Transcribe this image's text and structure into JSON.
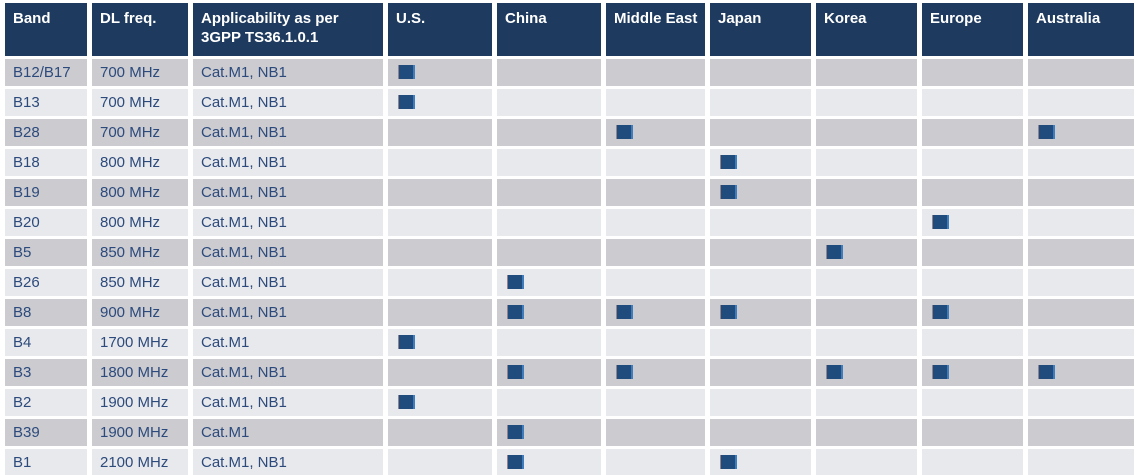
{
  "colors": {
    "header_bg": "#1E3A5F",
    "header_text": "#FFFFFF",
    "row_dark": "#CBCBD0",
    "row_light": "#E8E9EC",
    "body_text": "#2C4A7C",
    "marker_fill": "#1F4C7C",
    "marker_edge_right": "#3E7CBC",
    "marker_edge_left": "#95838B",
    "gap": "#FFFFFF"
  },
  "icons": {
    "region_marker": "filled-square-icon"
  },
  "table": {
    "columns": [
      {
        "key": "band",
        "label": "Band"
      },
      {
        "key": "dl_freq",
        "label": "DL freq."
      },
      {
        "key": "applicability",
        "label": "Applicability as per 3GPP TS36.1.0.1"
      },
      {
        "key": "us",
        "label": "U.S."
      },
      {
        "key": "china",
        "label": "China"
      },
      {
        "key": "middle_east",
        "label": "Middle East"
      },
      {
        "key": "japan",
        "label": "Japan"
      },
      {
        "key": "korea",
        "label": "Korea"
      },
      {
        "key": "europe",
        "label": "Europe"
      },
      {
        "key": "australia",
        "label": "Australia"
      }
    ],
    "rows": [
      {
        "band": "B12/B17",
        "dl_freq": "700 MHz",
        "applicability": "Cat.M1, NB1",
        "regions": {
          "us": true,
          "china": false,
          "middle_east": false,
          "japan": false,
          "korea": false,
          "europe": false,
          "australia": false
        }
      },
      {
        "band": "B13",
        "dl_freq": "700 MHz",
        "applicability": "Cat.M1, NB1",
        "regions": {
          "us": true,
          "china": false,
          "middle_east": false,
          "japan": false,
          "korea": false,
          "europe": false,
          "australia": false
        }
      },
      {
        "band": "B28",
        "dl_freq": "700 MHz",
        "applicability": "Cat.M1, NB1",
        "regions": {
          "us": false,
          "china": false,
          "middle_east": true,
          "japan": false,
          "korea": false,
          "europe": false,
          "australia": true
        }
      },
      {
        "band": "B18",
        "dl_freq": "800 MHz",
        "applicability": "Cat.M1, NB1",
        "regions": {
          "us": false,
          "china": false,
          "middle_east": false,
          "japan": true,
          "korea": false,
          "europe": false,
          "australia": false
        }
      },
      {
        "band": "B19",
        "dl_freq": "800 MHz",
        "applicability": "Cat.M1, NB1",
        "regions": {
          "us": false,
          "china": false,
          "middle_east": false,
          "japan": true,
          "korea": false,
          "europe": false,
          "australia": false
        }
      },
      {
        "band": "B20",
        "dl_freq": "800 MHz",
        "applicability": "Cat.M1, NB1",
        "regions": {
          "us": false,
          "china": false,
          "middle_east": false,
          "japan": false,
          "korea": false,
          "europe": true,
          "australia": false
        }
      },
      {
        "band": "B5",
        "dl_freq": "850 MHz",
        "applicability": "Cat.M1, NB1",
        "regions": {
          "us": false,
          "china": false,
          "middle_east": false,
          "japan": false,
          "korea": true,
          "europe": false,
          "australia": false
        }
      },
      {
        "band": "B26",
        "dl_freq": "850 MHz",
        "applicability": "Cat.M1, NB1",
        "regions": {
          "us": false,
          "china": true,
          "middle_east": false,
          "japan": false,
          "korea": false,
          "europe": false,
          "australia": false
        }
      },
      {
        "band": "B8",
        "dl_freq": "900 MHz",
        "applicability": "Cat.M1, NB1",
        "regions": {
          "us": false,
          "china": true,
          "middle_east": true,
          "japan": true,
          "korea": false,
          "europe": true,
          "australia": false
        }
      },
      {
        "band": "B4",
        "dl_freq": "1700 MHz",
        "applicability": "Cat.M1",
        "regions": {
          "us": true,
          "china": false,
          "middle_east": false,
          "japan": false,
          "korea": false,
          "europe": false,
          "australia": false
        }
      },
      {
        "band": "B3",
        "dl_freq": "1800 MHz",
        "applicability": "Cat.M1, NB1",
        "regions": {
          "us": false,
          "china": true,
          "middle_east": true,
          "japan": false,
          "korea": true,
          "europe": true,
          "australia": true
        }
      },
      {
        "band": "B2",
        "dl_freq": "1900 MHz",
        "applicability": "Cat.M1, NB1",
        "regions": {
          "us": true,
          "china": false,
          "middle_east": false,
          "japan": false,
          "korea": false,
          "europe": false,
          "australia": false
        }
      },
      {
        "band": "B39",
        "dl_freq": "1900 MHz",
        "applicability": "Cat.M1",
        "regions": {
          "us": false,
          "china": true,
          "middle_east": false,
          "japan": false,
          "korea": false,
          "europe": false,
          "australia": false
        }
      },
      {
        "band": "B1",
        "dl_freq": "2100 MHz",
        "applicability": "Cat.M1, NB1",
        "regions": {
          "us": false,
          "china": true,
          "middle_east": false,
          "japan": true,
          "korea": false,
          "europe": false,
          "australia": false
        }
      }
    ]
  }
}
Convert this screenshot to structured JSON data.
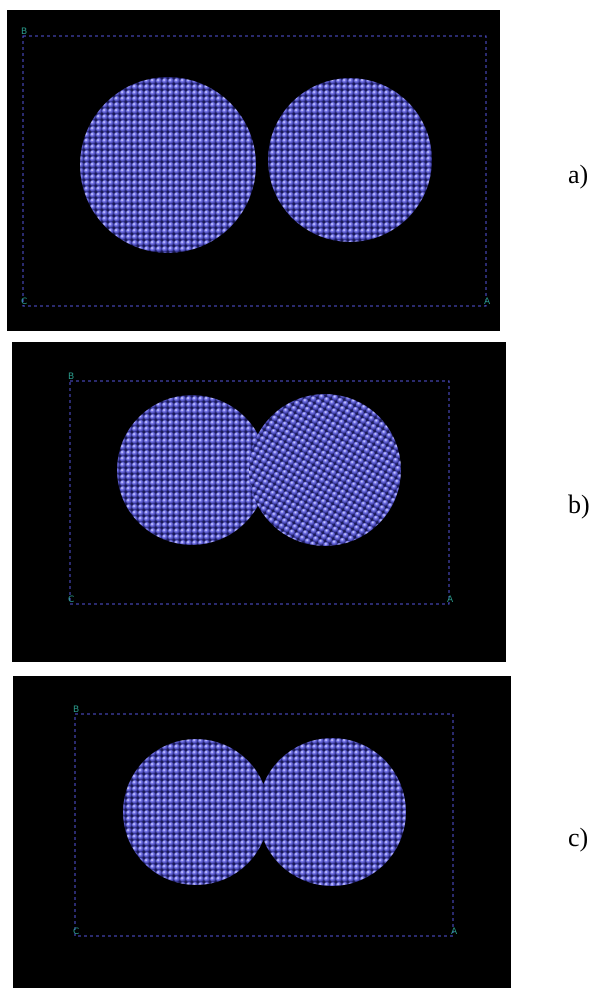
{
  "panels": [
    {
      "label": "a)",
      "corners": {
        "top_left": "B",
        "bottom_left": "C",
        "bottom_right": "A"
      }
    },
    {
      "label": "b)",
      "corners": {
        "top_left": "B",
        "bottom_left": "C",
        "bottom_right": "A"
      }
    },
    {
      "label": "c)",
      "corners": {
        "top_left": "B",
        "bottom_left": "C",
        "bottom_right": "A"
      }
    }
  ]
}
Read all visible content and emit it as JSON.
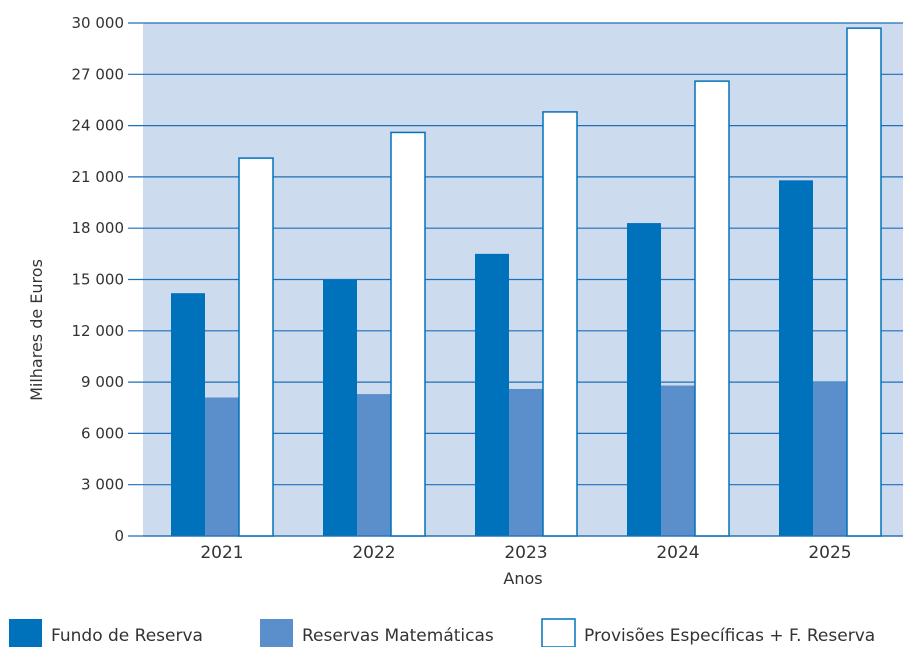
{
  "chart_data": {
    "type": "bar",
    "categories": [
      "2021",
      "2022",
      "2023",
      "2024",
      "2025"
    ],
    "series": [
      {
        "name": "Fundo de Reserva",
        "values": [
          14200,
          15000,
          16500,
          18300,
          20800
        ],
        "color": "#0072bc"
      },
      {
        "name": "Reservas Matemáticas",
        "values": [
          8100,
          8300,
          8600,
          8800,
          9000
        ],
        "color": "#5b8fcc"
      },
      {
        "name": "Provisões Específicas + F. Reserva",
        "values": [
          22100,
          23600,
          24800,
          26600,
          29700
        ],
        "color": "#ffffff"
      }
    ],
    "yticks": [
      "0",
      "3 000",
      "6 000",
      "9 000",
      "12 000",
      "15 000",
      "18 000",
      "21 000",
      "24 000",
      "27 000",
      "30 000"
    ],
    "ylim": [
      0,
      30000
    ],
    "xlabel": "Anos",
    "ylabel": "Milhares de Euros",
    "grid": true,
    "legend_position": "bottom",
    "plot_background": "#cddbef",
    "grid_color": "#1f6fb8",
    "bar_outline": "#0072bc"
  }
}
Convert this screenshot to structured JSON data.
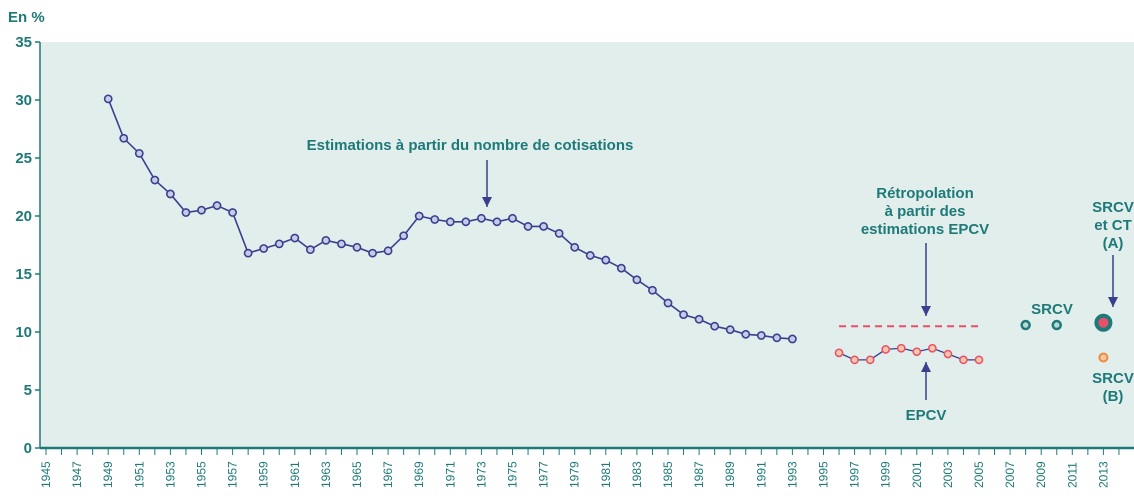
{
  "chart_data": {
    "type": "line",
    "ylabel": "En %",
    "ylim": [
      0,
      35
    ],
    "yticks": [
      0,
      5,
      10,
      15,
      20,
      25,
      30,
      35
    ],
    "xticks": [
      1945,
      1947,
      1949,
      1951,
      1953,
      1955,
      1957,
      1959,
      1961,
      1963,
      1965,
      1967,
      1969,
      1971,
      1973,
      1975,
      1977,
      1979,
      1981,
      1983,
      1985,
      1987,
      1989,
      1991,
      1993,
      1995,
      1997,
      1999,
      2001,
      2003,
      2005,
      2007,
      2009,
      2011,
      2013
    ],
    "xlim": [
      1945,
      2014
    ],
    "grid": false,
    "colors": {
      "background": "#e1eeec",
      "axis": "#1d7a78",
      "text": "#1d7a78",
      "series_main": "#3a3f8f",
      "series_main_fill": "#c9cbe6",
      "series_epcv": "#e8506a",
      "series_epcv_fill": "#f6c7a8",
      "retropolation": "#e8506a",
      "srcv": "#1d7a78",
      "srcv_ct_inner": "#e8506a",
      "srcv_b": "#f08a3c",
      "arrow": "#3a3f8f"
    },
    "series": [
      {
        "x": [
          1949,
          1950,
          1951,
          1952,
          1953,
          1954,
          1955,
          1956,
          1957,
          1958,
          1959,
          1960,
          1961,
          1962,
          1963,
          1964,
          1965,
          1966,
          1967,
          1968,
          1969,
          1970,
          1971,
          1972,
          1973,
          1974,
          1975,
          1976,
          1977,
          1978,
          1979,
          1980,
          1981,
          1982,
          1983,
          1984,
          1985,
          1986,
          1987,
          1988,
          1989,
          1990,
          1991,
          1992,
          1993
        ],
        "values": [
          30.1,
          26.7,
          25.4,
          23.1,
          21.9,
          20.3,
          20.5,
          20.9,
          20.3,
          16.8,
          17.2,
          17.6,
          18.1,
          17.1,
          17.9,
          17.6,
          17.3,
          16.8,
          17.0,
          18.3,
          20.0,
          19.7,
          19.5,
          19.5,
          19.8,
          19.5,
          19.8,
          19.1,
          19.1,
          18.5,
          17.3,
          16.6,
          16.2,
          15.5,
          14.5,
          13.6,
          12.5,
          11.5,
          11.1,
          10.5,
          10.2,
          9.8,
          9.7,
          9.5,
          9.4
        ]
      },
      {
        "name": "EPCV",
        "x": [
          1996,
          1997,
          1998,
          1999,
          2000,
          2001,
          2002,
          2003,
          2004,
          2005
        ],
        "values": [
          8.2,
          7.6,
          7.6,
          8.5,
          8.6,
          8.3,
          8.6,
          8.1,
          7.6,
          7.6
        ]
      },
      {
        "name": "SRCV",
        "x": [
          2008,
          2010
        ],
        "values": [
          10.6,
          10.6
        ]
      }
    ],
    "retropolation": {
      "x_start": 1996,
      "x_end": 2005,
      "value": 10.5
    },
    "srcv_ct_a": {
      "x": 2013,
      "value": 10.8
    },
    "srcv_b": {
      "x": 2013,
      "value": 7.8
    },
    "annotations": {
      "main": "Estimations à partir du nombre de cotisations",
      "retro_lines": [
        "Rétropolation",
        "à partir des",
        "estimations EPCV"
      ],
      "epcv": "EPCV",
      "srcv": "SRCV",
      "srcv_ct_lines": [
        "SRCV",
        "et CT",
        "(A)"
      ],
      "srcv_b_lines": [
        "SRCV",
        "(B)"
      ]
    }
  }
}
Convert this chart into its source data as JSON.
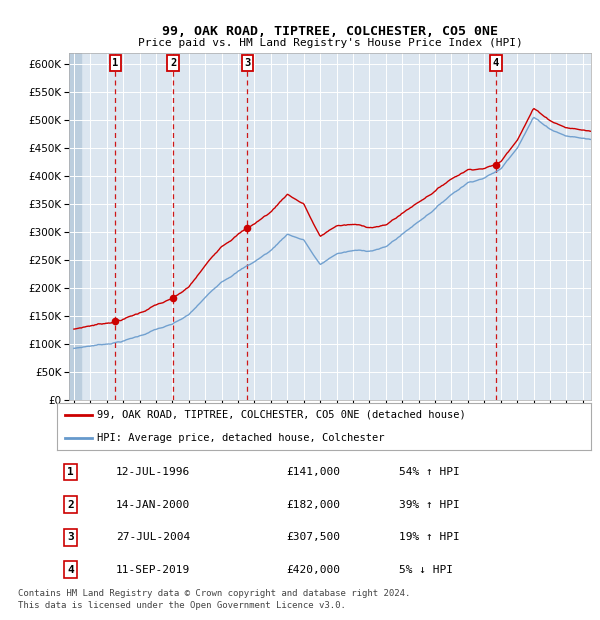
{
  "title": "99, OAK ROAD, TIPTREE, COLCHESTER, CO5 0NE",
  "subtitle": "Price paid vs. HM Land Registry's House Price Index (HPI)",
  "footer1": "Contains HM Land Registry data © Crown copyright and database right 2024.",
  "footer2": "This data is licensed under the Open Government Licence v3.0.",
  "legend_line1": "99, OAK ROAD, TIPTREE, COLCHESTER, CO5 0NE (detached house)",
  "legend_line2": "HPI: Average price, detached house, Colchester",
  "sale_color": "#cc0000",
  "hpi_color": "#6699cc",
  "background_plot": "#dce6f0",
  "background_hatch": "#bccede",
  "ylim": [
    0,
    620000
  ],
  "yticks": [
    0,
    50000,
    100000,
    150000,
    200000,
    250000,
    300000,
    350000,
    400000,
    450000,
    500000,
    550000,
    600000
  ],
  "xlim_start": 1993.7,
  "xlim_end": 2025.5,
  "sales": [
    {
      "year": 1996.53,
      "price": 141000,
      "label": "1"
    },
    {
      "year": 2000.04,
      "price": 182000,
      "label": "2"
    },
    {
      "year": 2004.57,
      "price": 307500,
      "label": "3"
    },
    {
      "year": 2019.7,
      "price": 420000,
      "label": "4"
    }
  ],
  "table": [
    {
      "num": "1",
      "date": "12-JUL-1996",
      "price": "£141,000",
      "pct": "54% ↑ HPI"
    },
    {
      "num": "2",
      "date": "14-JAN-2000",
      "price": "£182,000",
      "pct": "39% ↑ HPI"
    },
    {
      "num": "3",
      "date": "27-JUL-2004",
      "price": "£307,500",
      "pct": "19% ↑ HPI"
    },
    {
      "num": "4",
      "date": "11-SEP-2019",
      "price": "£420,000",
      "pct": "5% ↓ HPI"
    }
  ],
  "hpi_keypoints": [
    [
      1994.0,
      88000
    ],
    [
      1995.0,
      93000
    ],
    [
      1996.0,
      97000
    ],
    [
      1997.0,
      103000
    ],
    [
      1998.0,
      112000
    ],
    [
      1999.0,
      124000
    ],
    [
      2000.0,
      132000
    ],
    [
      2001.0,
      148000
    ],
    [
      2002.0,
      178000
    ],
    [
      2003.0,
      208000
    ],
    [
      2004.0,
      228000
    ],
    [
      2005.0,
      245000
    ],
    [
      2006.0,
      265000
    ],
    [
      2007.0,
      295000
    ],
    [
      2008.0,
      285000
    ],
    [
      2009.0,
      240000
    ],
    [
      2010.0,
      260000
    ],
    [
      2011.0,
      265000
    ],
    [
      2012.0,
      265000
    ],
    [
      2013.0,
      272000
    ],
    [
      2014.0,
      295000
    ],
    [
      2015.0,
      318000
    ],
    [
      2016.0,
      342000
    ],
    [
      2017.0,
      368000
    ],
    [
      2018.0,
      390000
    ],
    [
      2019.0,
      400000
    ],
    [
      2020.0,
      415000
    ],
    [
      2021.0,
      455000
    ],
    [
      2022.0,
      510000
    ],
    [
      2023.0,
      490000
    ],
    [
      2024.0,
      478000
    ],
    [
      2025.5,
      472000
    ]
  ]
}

_ _ _ _ _ _ _

§ **Prompt**
Show every line from the entries above in which the word "Registry" appears.

§ **Complete answer**
  "subtitle": "Price paid vs. HM Land Registry's House Price Index (HPI)",
  "footer1": "Contains HM Land Registry data © Crown copyright and database right 2024.",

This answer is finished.